-- begin Provided entries --

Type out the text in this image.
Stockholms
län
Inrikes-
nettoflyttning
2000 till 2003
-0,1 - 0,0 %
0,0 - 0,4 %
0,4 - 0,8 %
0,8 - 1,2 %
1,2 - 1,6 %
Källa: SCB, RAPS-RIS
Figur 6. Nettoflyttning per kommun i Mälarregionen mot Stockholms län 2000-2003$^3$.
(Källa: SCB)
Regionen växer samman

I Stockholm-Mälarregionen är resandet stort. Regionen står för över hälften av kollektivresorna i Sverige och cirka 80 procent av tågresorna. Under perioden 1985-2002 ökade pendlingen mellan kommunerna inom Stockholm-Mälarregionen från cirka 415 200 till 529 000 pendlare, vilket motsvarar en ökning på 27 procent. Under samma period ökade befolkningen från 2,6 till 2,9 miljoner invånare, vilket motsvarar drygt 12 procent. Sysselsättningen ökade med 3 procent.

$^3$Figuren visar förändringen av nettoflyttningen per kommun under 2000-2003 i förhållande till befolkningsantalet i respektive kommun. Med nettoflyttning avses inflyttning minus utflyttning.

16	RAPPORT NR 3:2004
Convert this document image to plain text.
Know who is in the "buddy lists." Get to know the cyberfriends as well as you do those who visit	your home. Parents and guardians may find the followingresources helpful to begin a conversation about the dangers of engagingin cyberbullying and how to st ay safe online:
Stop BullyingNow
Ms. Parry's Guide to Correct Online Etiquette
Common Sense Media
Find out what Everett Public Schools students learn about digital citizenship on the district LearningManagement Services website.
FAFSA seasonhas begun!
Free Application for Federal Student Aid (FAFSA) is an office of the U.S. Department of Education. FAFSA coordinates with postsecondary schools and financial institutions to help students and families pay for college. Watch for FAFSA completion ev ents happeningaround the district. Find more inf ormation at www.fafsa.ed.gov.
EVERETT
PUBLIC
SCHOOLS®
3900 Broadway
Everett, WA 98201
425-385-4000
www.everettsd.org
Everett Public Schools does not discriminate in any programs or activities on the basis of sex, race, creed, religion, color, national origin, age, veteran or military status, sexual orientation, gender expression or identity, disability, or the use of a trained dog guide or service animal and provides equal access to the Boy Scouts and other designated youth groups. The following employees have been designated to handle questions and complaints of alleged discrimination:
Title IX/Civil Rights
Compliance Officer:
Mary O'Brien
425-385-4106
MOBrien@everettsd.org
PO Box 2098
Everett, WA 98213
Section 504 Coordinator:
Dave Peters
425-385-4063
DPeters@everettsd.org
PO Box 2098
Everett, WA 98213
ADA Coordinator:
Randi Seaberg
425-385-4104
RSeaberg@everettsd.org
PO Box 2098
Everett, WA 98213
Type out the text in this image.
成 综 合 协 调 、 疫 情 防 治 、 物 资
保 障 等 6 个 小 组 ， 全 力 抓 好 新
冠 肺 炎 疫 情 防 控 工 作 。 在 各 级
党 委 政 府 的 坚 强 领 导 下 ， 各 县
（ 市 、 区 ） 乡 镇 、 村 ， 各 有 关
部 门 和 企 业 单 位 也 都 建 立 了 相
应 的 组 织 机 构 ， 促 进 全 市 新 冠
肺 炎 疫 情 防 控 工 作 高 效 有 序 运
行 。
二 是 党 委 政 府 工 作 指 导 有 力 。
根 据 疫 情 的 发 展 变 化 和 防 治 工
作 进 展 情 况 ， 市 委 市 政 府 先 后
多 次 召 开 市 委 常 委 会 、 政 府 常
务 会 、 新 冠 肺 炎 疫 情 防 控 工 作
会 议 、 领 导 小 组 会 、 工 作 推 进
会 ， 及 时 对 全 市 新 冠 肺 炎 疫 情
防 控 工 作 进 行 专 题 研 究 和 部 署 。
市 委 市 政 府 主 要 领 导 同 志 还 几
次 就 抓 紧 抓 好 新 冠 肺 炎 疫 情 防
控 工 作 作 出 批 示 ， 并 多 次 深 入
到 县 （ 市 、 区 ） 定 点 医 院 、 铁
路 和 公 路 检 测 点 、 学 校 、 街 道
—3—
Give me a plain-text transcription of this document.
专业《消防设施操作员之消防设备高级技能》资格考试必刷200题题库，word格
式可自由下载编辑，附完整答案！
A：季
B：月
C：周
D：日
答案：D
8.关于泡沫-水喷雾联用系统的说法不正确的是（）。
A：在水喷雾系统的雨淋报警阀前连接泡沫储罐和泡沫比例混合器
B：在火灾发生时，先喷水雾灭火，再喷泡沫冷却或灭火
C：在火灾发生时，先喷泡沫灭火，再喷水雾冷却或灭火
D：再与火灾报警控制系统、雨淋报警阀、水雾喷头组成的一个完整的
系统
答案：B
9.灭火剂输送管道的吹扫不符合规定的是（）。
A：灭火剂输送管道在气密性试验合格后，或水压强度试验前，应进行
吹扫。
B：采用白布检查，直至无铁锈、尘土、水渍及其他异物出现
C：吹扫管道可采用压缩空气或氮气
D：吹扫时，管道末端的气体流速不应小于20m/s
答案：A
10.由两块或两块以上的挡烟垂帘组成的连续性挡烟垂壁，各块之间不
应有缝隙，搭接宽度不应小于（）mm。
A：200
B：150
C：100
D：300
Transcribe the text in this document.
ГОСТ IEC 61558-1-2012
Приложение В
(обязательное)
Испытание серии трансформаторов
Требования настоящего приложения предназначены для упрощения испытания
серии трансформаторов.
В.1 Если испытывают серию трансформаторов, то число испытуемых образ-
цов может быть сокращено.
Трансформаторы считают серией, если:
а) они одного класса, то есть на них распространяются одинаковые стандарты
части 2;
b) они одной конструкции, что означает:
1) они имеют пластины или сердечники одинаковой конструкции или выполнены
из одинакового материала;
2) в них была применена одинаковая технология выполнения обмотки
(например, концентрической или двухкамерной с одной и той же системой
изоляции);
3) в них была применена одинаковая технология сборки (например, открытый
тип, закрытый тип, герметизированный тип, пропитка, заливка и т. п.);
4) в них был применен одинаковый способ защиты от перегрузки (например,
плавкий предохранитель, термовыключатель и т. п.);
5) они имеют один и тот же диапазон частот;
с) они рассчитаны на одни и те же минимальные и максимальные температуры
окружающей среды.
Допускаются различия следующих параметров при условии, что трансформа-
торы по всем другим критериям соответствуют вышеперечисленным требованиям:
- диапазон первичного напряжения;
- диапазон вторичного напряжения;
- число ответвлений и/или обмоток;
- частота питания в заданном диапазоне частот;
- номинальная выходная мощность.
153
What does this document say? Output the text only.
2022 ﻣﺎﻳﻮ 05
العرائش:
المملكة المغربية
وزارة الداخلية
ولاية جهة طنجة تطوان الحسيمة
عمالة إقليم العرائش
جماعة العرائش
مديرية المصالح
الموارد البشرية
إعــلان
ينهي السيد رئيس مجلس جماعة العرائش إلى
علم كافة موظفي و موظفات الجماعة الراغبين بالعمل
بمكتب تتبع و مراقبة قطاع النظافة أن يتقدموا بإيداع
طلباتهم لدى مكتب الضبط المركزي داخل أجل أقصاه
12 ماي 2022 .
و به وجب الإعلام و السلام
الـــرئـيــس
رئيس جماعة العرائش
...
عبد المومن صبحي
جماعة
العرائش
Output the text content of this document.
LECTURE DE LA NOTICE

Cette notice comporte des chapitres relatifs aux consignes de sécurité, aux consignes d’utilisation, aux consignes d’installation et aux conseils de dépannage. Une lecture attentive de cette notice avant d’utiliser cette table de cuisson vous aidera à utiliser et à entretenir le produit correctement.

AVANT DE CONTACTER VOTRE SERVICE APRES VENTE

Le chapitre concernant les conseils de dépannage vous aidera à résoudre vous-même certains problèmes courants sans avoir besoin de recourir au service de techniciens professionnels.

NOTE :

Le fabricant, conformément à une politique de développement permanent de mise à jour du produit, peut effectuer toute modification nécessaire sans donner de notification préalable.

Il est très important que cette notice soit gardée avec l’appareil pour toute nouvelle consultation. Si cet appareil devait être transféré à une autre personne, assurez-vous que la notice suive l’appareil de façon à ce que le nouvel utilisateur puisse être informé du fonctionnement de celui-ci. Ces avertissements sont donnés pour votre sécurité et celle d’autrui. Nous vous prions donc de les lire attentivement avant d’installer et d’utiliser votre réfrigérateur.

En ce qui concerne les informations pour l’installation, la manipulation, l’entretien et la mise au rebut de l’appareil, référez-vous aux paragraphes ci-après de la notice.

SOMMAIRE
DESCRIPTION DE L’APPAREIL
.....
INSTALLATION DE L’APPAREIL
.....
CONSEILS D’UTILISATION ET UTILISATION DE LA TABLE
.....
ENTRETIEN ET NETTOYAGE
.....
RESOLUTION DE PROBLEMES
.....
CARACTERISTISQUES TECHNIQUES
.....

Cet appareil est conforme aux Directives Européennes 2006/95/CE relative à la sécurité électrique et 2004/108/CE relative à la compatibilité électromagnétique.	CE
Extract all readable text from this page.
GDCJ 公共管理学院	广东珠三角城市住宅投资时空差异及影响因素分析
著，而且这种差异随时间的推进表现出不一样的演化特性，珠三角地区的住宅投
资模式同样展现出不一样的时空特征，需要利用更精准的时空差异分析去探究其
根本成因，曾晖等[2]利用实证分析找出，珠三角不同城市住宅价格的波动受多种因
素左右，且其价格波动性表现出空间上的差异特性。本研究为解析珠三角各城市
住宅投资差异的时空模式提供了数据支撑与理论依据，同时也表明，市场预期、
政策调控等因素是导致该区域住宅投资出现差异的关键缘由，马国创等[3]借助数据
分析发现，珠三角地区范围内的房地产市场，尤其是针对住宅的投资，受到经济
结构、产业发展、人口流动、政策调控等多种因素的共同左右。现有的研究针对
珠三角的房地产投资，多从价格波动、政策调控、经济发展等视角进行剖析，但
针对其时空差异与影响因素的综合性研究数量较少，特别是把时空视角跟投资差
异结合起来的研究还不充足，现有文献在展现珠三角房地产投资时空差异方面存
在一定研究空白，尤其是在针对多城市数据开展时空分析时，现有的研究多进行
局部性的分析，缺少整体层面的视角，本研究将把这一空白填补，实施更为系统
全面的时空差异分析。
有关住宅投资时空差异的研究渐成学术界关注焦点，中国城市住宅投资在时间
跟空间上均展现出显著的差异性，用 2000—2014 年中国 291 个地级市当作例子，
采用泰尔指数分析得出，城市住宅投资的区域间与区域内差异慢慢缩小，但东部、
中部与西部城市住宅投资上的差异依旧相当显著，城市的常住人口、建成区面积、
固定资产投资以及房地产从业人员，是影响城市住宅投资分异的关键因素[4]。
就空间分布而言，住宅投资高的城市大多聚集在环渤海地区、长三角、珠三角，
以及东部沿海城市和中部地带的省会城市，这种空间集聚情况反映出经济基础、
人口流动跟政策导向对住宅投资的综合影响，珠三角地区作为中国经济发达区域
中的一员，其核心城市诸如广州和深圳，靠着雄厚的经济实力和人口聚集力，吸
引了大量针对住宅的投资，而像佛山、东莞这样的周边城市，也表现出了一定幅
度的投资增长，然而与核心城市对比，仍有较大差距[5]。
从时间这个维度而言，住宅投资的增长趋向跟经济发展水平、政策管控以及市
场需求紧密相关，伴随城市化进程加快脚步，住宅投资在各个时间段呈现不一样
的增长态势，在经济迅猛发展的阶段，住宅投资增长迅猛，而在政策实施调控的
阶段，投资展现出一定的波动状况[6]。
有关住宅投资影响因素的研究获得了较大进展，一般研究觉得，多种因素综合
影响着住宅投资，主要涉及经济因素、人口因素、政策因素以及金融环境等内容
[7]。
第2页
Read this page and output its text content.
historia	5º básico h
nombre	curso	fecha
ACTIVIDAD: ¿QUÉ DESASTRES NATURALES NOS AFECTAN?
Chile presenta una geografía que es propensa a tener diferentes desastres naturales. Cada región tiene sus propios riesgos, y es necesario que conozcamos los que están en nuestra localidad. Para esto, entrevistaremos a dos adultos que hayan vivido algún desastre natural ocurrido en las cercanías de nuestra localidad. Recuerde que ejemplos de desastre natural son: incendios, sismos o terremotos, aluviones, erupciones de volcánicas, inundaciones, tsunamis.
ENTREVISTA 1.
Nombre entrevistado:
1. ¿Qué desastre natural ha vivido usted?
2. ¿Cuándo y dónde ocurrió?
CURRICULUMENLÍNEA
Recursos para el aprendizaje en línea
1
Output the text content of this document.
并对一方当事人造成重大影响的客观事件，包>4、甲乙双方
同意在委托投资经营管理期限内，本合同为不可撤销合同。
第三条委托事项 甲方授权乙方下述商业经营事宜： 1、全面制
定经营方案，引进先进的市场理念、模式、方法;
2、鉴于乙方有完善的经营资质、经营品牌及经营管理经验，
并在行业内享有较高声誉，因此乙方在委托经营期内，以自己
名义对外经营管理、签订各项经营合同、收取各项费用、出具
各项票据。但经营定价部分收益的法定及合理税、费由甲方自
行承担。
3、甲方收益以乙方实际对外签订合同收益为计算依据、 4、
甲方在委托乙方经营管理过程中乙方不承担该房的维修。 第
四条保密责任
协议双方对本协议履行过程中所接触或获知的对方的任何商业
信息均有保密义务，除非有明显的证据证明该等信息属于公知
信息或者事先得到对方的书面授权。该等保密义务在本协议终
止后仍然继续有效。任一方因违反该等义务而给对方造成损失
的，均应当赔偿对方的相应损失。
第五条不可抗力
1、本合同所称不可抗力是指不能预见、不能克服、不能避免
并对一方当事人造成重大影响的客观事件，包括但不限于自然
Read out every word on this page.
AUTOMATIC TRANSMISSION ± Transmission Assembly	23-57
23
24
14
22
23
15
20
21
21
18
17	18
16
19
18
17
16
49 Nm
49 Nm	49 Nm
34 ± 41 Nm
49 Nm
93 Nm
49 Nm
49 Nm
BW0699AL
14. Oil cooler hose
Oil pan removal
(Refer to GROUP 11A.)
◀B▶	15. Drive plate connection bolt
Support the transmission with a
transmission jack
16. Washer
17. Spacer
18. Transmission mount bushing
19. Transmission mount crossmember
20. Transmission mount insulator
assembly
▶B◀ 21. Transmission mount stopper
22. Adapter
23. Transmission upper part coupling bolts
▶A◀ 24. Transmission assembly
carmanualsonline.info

-- end Provided entries --

Nothing but the lines from the one with "Read out every word on this page." through the end of the data above should be repeated, each exactly as it stands.

Exercise output ::
Read out every word on this page.
AUTOMATIC TRANSMISSION ± Transmission Assembly	23-57
23
24
14
22
23
15
20
21
21
18
17	18
16
19
18
17
16
49 Nm
49 Nm	49 Nm
34 ± 41 Nm
49 Nm
93 Nm
49 Nm
49 Nm
BW0699AL
14. Oil cooler hose
Oil pan removal
(Refer to GROUP 11A.)
◀B▶	15. Drive plate connection bolt
Support the transmission with a
transmission jack
16. Washer
17. Spacer
18. Transmission mount bushing
19. Transmission mount crossmember
20. Transmission mount insulator
assembly
▶B◀ 21. Transmission mount stopper
22. Adapter
23. Transmission upper part coupling bolts
▶A◀ 24. Transmission assembly
carmanualsonline.info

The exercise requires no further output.